Data for processing:
--------------------------------

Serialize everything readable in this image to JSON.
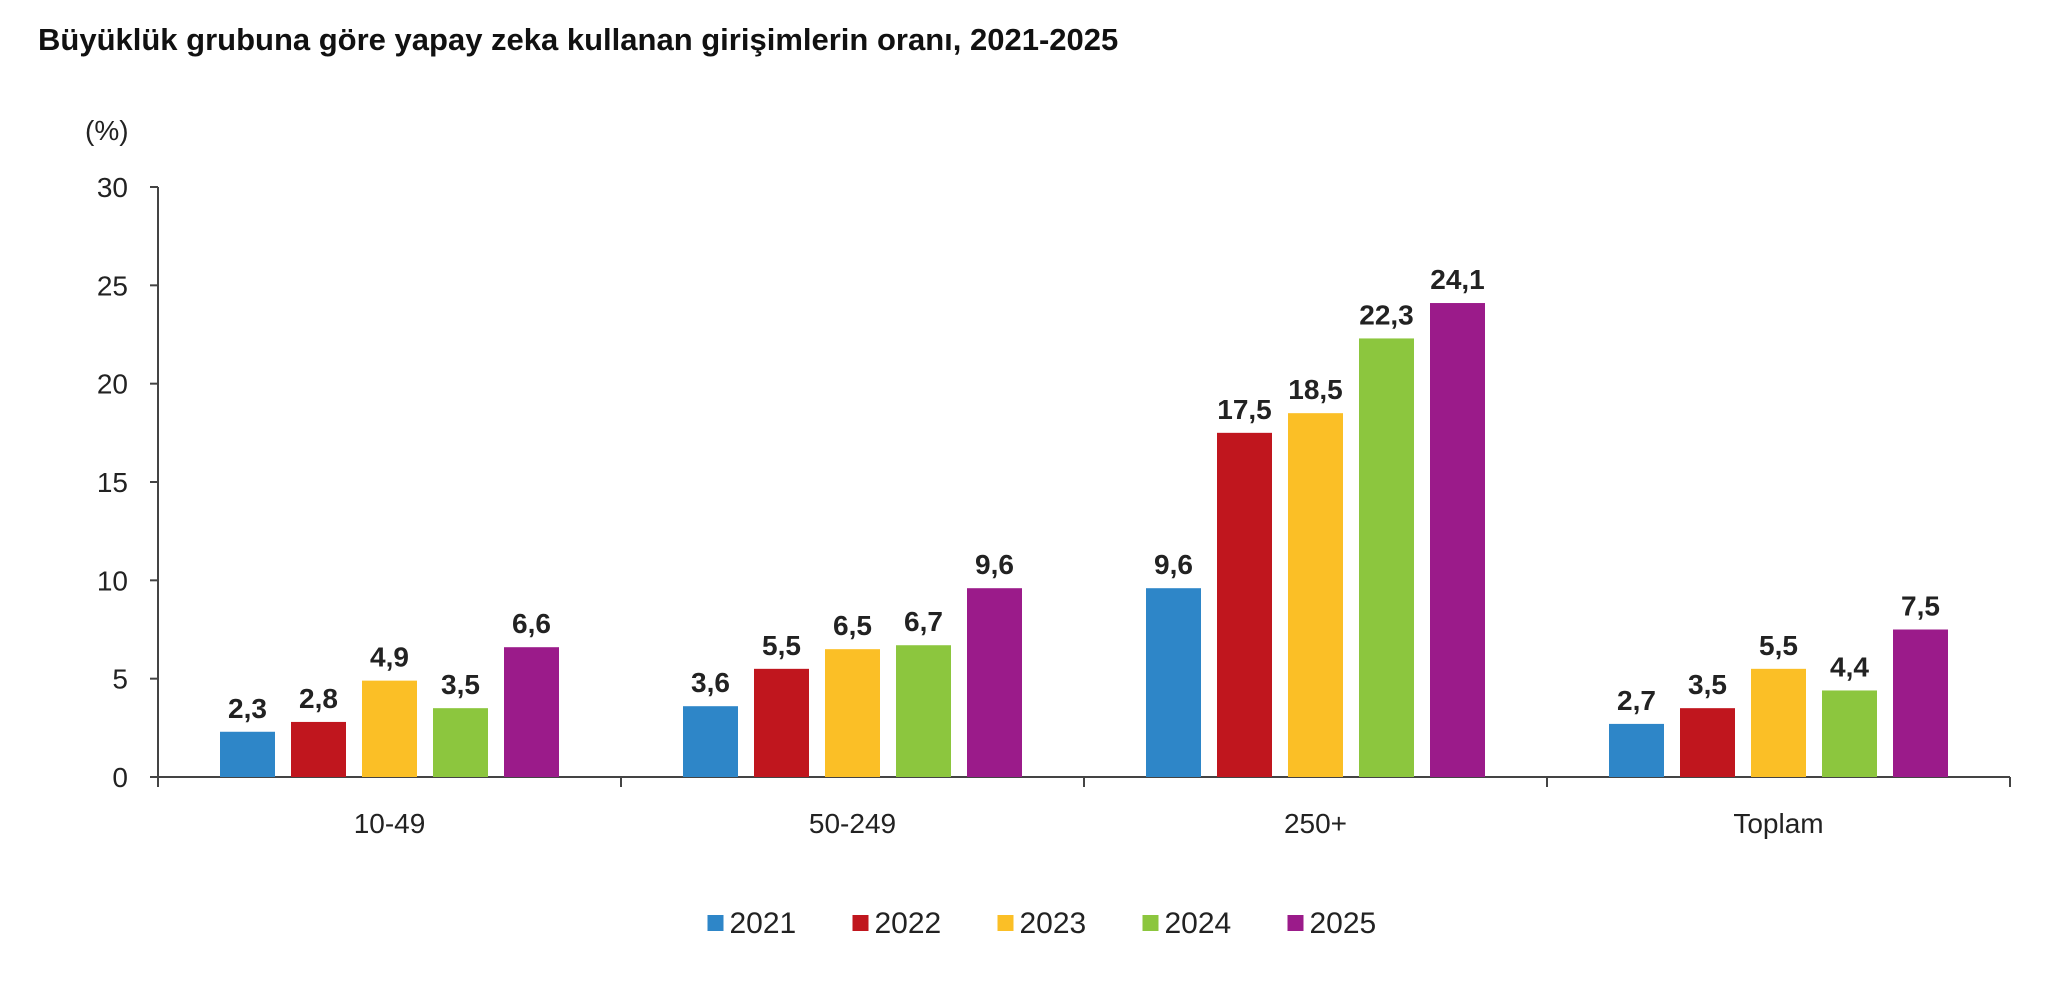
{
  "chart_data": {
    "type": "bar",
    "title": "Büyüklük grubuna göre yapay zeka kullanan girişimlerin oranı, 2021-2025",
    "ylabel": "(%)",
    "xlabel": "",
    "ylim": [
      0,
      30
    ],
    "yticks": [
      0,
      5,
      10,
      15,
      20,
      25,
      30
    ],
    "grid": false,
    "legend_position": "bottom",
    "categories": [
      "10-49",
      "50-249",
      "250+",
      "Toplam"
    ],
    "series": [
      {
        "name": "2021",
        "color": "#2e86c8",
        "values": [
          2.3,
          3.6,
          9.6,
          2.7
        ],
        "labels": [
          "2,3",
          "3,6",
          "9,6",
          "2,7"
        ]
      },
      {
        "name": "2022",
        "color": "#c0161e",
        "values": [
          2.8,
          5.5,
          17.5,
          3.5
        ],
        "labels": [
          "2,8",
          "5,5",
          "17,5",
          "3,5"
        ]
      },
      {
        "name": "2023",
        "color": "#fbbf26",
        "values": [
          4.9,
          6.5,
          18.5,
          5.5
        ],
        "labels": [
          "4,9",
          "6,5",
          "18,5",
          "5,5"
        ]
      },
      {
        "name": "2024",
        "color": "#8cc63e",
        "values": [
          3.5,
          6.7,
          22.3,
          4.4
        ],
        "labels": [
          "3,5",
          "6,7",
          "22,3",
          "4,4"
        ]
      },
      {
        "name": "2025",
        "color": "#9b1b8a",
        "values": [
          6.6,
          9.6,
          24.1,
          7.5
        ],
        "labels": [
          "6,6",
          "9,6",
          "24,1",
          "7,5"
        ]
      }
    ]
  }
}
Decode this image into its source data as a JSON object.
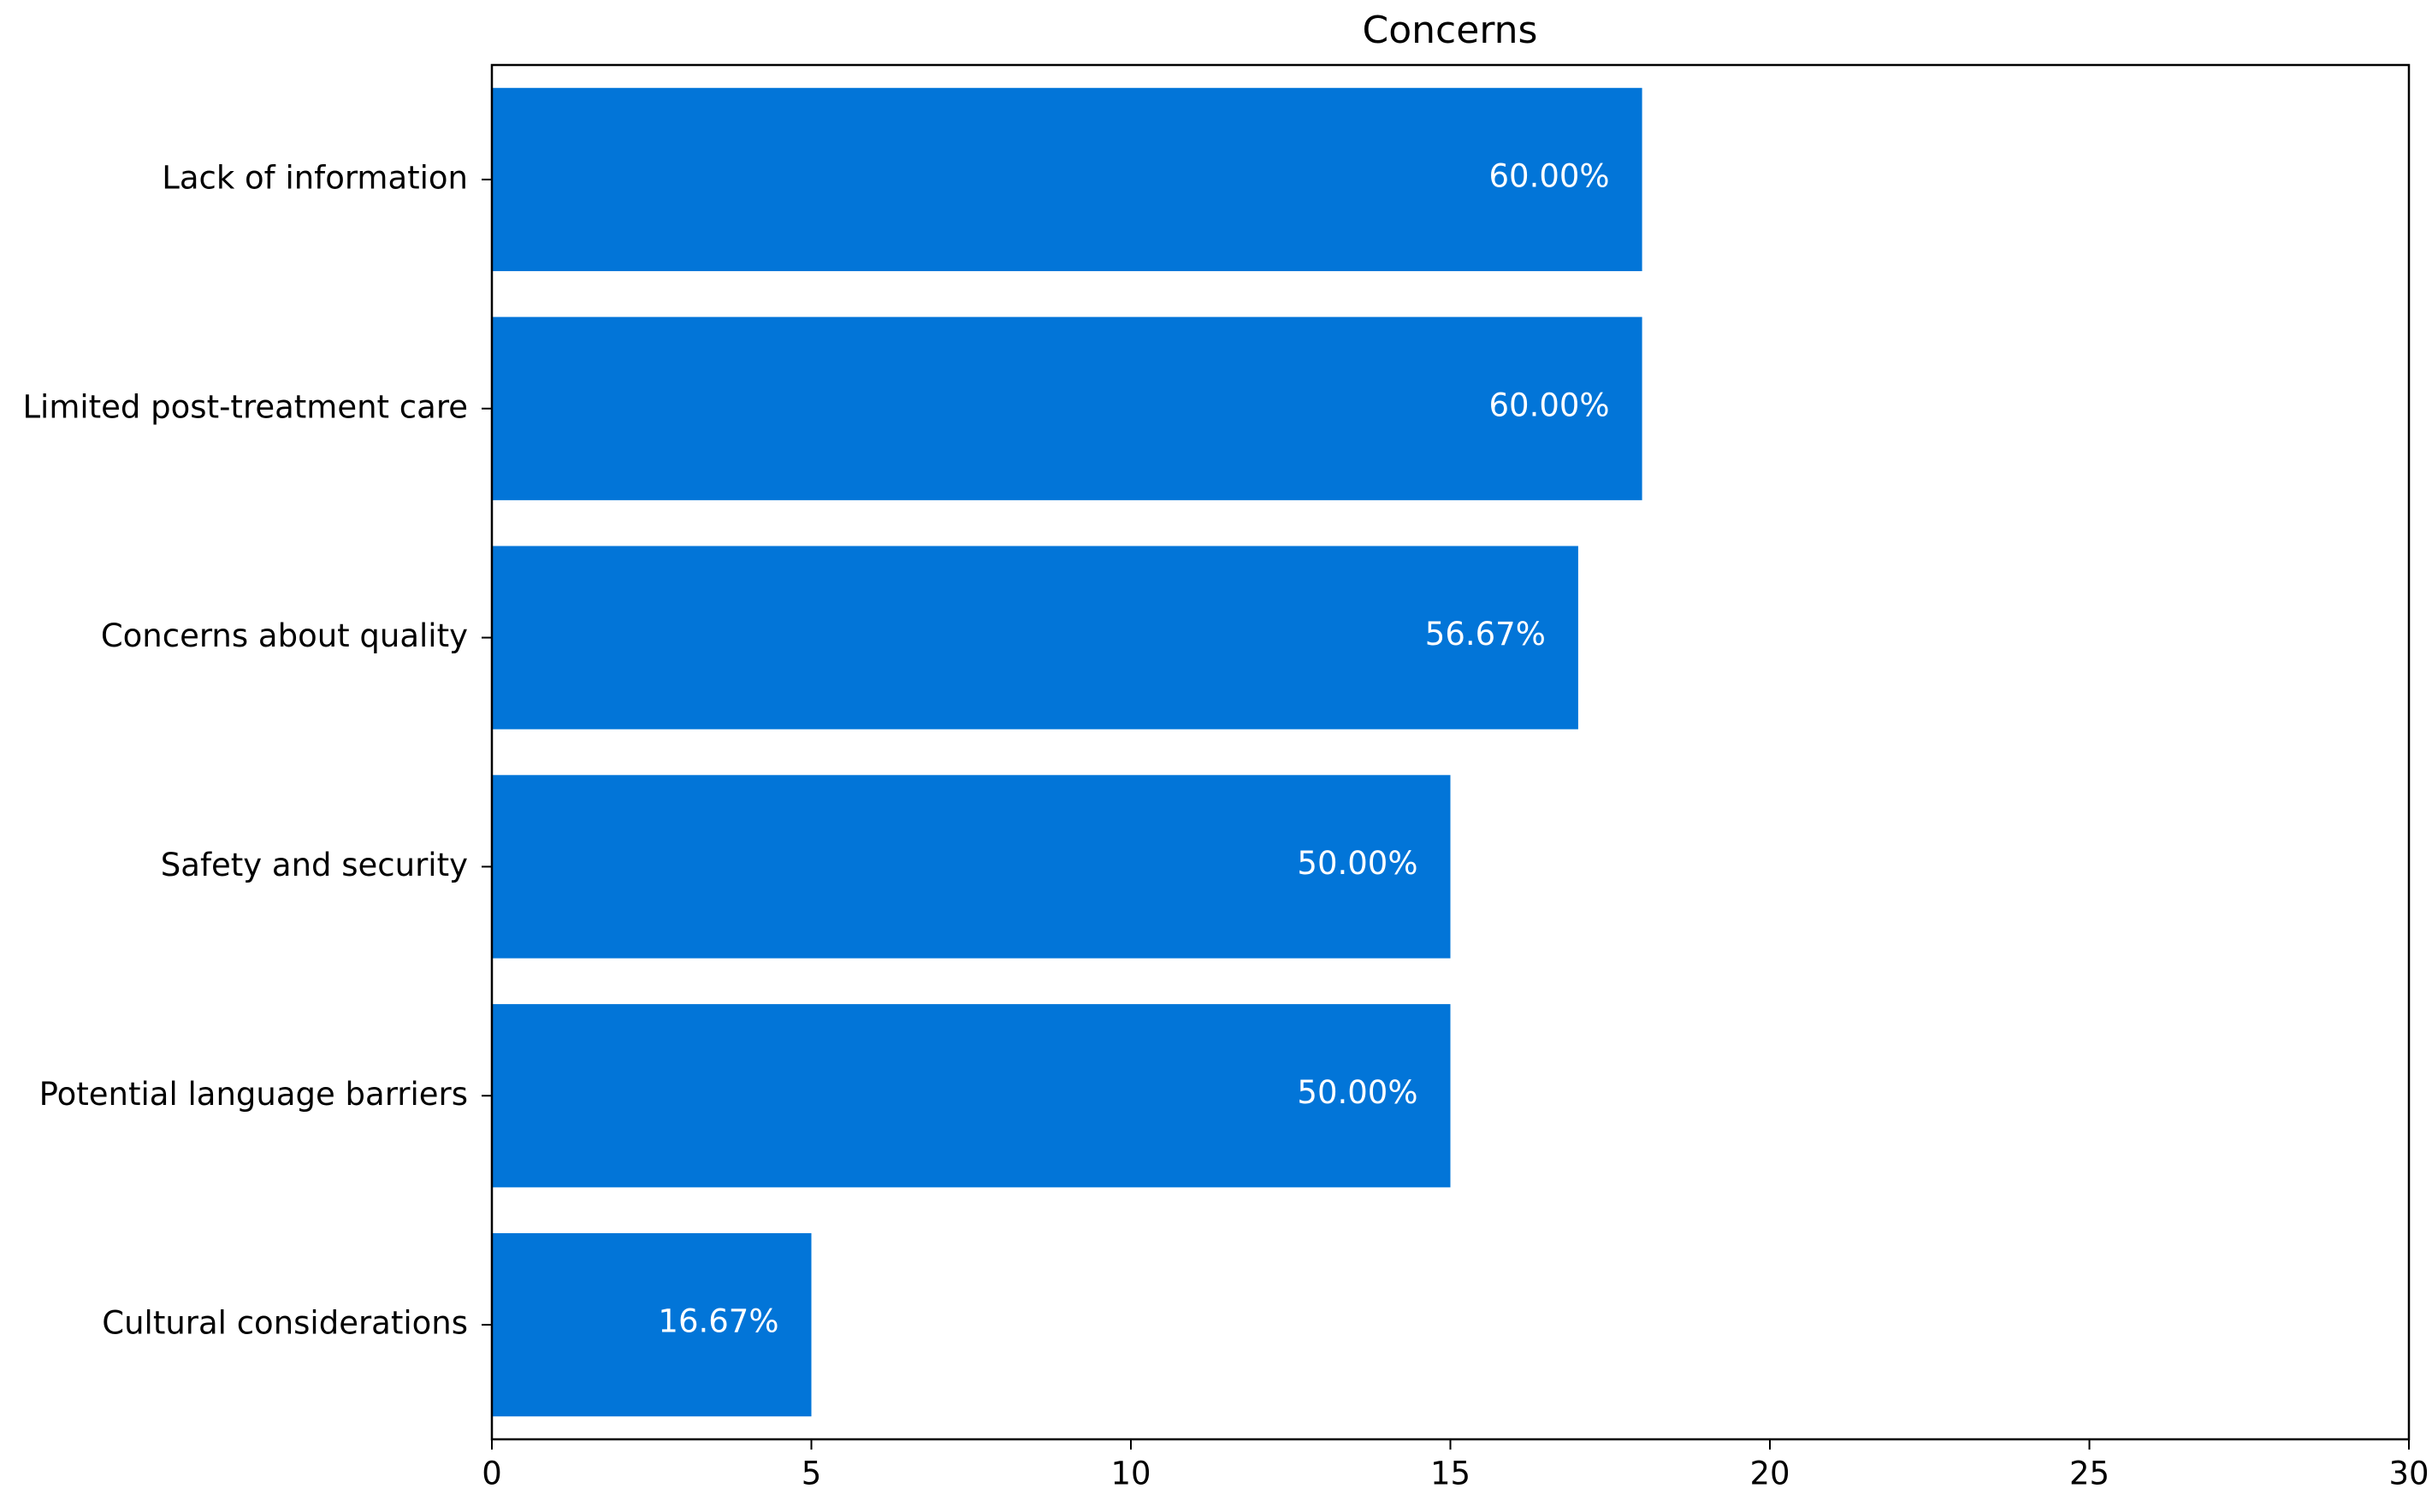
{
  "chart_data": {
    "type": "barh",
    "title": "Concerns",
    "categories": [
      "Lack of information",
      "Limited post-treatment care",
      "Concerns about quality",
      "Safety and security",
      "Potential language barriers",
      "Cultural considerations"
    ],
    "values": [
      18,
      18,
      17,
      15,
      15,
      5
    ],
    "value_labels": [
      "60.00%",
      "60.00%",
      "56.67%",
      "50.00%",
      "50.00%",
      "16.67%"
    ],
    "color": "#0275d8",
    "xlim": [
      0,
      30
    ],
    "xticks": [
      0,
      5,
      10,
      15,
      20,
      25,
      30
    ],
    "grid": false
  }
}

--------------------------------

Directive: Find the lines above that contain the word "Concerns" and collect them.

The output:
    "title": "Concerns",
      "Concerns about quality",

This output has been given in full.